**Task requirements**
Gather all lines from the material that contain "JSON".

---------- Excerpted data ----------

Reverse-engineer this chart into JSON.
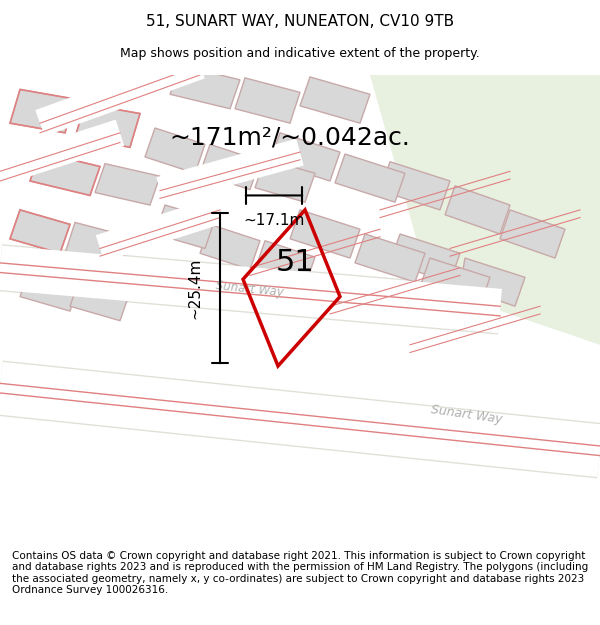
{
  "title": "51, SUNART WAY, NUNEATON, CV10 9TB",
  "subtitle": "Map shows position and indicative extent of the property.",
  "area_label": "~171m²/~0.042ac.",
  "property_number": "51",
  "dim_width": "~17.1m",
  "dim_height": "~25.4m",
  "street_label_1": "Sunart Way",
  "street_label_2": "Sunart W...",
  "footer": "Contains OS data © Crown copyright and database right 2021. This information is subject to Crown copyright and database rights 2023 and is reproduced with the permission of HM Land Registry. The polygons (including the associated geometry, namely x, y co-ordinates) are subject to Crown copyright and database rights 2023 Ordnance Survey 100026316.",
  "bg_color": "#f5f5f0",
  "map_bg": "#f0f0eb",
  "road_color": "#ffffff",
  "building_fill": "#d8d8d8",
  "building_edge": "#c8a8a8",
  "highlight_edge": "#e8b8b8",
  "property_color": "#cc0000",
  "green_area": "#e8f0e0",
  "road_label_color": "#b0b0b0",
  "title_fontsize": 11,
  "subtitle_fontsize": 9,
  "area_fontsize": 18,
  "number_fontsize": 22,
  "dim_fontsize": 11,
  "footer_fontsize": 7.5
}
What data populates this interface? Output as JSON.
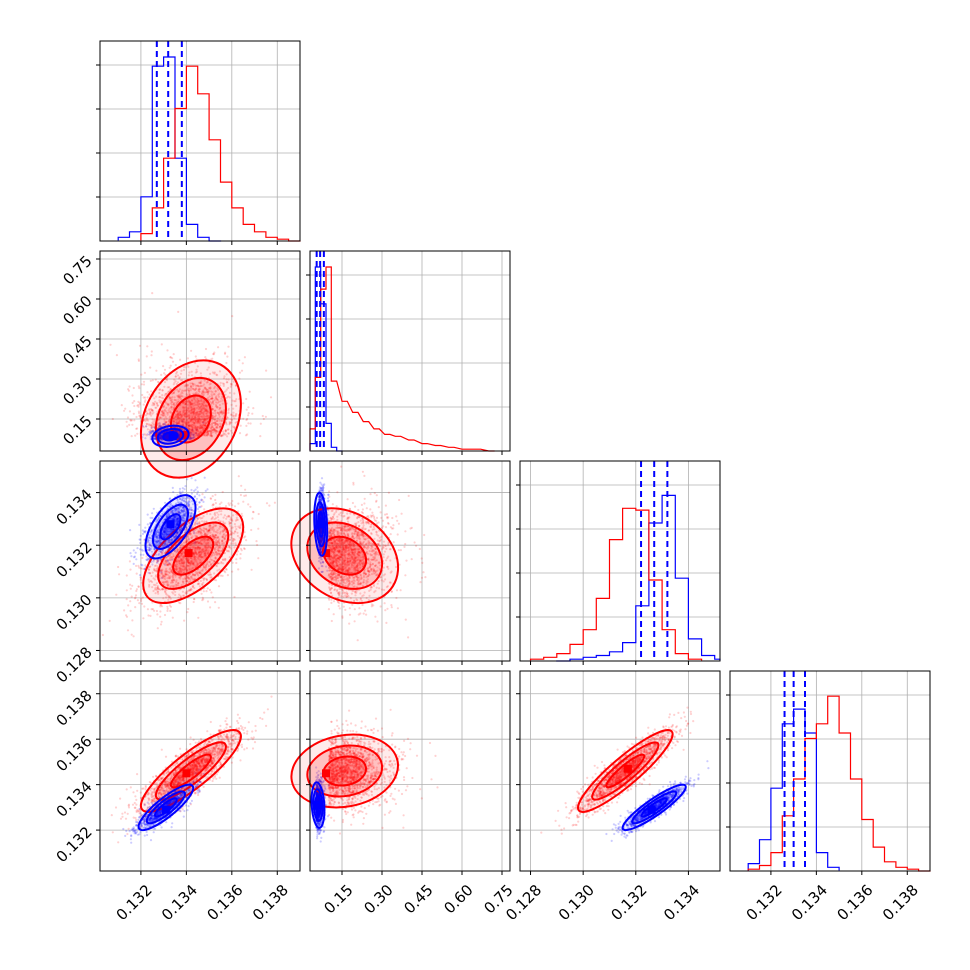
{
  "colors": {
    "series_a": "#0000ff",
    "series_b": "#ff0000",
    "grid": "#b0b0b0",
    "frame": "#000000"
  },
  "chart_data": {
    "type": "corner",
    "title": "",
    "series": [
      {
        "name": "",
        "color": "#0000ff"
      },
      {
        "name": "",
        "color": "#ff0000"
      }
    ],
    "params": [
      {
        "range": [
          0.1302,
          0.139
        ],
        "ticks": [
          "0.132",
          "0.134",
          "0.136",
          "0.138"
        ]
      },
      {
        "range": [
          0.03,
          0.78
        ],
        "ticks": [
          "0.15",
          "0.30",
          "0.45",
          "0.60",
          "0.75"
        ]
      },
      {
        "range": [
          0.1276,
          0.1352
        ],
        "ticks": [
          "0.128",
          "0.130",
          "0.132",
          "0.134"
        ]
      },
      {
        "range": [
          0.1302,
          0.139
        ],
        "ticks": [
          "0.132",
          "0.134",
          "0.136",
          "0.138"
        ]
      }
    ],
    "marginals": [
      {
        "param": 0,
        "quantiles": {
          "series_a": [
            0.1327,
            0.1332,
            0.1338
          ]
        },
        "hist": {
          "series_a": {
            "x": [
              0.131,
              0.1315,
              0.132,
              0.1325,
              0.133,
              0.1335,
              0.134,
              0.1345,
              0.135
            ],
            "y": [
              0.02,
              0.05,
              0.24,
              0.95,
              1.0,
              0.45,
              0.09,
              0.02,
              0.0
            ]
          },
          "series_b": {
            "x": [
              0.132,
              0.1325,
              0.133,
              0.1335,
              0.134,
              0.1345,
              0.135,
              0.1355,
              0.136,
              0.1365,
              0.137,
              0.1375,
              0.138,
              0.1385
            ],
            "y": [
              0.04,
              0.18,
              0.45,
              0.72,
              0.95,
              0.8,
              0.55,
              0.32,
              0.18,
              0.09,
              0.05,
              0.02,
              0.01,
              0.0
            ]
          }
        }
      },
      {
        "param": 1,
        "quantiles": {
          "series_a": [
            0.055,
            0.068,
            0.082
          ]
        },
        "hist": {
          "series_a": {
            "x": [
              0.03,
              0.05,
              0.07,
              0.09,
              0.11,
              0.13
            ],
            "y": [
              0.04,
              1.0,
              0.8,
              0.15,
              0.02,
              0.0
            ]
          },
          "series_b": {
            "x": [
              0.03,
              0.05,
              0.07,
              0.09,
              0.11,
              0.15,
              0.19,
              0.23,
              0.27,
              0.31,
              0.35,
              0.4,
              0.45,
              0.5,
              0.55,
              0.6,
              0.65,
              0.7
            ],
            "y": [
              0.12,
              0.4,
              0.88,
              1.0,
              0.38,
              0.27,
              0.21,
              0.16,
              0.12,
              0.09,
              0.08,
              0.06,
              0.04,
              0.03,
              0.02,
              0.01,
              0.01,
              0.0
            ]
          }
        }
      },
      {
        "param": 2,
        "quantiles": {
          "series_a": [
            0.1322,
            0.1327,
            0.1332
          ]
        },
        "hist": {
          "series_a": {
            "x": [
              0.129,
              0.1295,
              0.13,
              0.1305,
              0.131,
              0.1315,
              0.132,
              0.1325,
              0.133,
              0.1335,
              0.134,
              0.1345,
              0.135
            ],
            "y": [
              0.0,
              0.01,
              0.02,
              0.03,
              0.05,
              0.1,
              0.3,
              0.75,
              0.9,
              0.45,
              0.12,
              0.03,
              0.01
            ]
          },
          "series_b": {
            "x": [
              0.128,
              0.1285,
              0.129,
              0.1295,
              0.13,
              0.1305,
              0.131,
              0.1315,
              0.132,
              0.1325,
              0.133,
              0.1335,
              0.134
            ],
            "y": [
              0.01,
              0.02,
              0.04,
              0.09,
              0.17,
              0.34,
              0.66,
              0.83,
              0.82,
              0.44,
              0.17,
              0.04,
              0.01
            ]
          }
        }
      },
      {
        "param": 3,
        "quantiles": {
          "series_a": [
            0.1326,
            0.133,
            0.1335
          ]
        },
        "hist": {
          "series_a": {
            "x": [
              0.131,
              0.1315,
              0.132,
              0.1325,
              0.133,
              0.1335,
              0.134,
              0.1345
            ],
            "y": [
              0.04,
              0.17,
              0.45,
              0.8,
              0.88,
              0.75,
              0.1,
              0.02
            ]
          },
          "series_b": {
            "x": [
              0.131,
              0.1315,
              0.132,
              0.1325,
              0.133,
              0.1335,
              0.134,
              0.1345,
              0.135,
              0.1355,
              0.136,
              0.1365,
              0.137,
              0.1375,
              0.138,
              0.1385
            ],
            "y": [
              0.01,
              0.03,
              0.1,
              0.3,
              0.5,
              0.72,
              0.8,
              0.95,
              0.75,
              0.5,
              0.28,
              0.13,
              0.05,
              0.02,
              0.01,
              0.0
            ]
          }
        }
      }
    ],
    "pairs": [
      {
        "x_param": 0,
        "y_param": 1,
        "series_a": {
          "mean": [
            0.1333,
            0.085
          ],
          "sd": [
            0.0004,
            0.02
          ],
          "corr": 0.2,
          "max": [
            0.1334,
            0.085
          ]
        },
        "series_b": {
          "mean": [
            0.1342,
            0.15
          ],
          "sd": [
            0.0011,
            0.11
          ],
          "corr": 0.25,
          "max": [
            0.1339,
            0.09
          ]
        }
      },
      {
        "x_param": 0,
        "y_param": 2,
        "series_a": {
          "mean": [
            0.1333,
            0.1327
          ],
          "sd": [
            0.00055,
            0.0006
          ],
          "corr": 0.6,
          "max": [
            0.1333,
            0.1328
          ]
        },
        "series_b": {
          "mean": [
            0.1343,
            0.1316
          ],
          "sd": [
            0.0011,
            0.0009
          ],
          "corr": 0.6,
          "max": [
            0.1341,
            0.1317
          ]
        }
      },
      {
        "x_param": 1,
        "y_param": 2,
        "series_a": {
          "mean": [
            0.07,
            0.1328
          ],
          "sd": [
            0.012,
            0.0006
          ],
          "corr": -0.2,
          "max": [
            0.07,
            0.1328
          ]
        },
        "series_b": {
          "mean": [
            0.16,
            0.1316
          ],
          "sd": [
            0.1,
            0.0009
          ],
          "corr": -0.25,
          "max": [
            0.09,
            0.1317
          ]
        }
      },
      {
        "x_param": 0,
        "y_param": 3,
        "series_a": {
          "mean": [
            0.1331,
            0.133
          ],
          "sd": [
            0.0006,
            0.0005
          ],
          "corr": 0.85,
          "max": [
            0.1331,
            0.1329
          ]
        },
        "series_b": {
          "mean": [
            0.1342,
            0.1346
          ],
          "sd": [
            0.0011,
            0.0009
          ],
          "corr": 0.85,
          "max": [
            0.134,
            0.1345
          ]
        }
      },
      {
        "x_param": 1,
        "y_param": 3,
        "series_a": {
          "mean": [
            0.06,
            0.1331
          ],
          "sd": [
            0.012,
            0.0005
          ],
          "corr": -0.2,
          "max": [
            0.06,
            0.1331
          ]
        },
        "series_b": {
          "mean": [
            0.16,
            0.1346
          ],
          "sd": [
            0.1,
            0.0008
          ],
          "corr": 0.15,
          "max": [
            0.09,
            0.1345
          ]
        }
      },
      {
        "x_param": 2,
        "y_param": 3,
        "series_a": {
          "mean": [
            0.1327,
            0.133
          ],
          "sd": [
            0.0006,
            0.0005
          ],
          "corr": 0.9,
          "max": [
            0.1326,
            0.1329
          ]
        },
        "series_b": {
          "mean": [
            0.1316,
            0.1346
          ],
          "sd": [
            0.0009,
            0.0009
          ],
          "corr": 0.9,
          "max": [
            0.1317,
            0.1347
          ]
        }
      }
    ],
    "grid": true,
    "legend": "none"
  }
}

----------

**Solved problem**
Reverse-engineer this chart into JSON.
What data populates this interface? Output as JSON.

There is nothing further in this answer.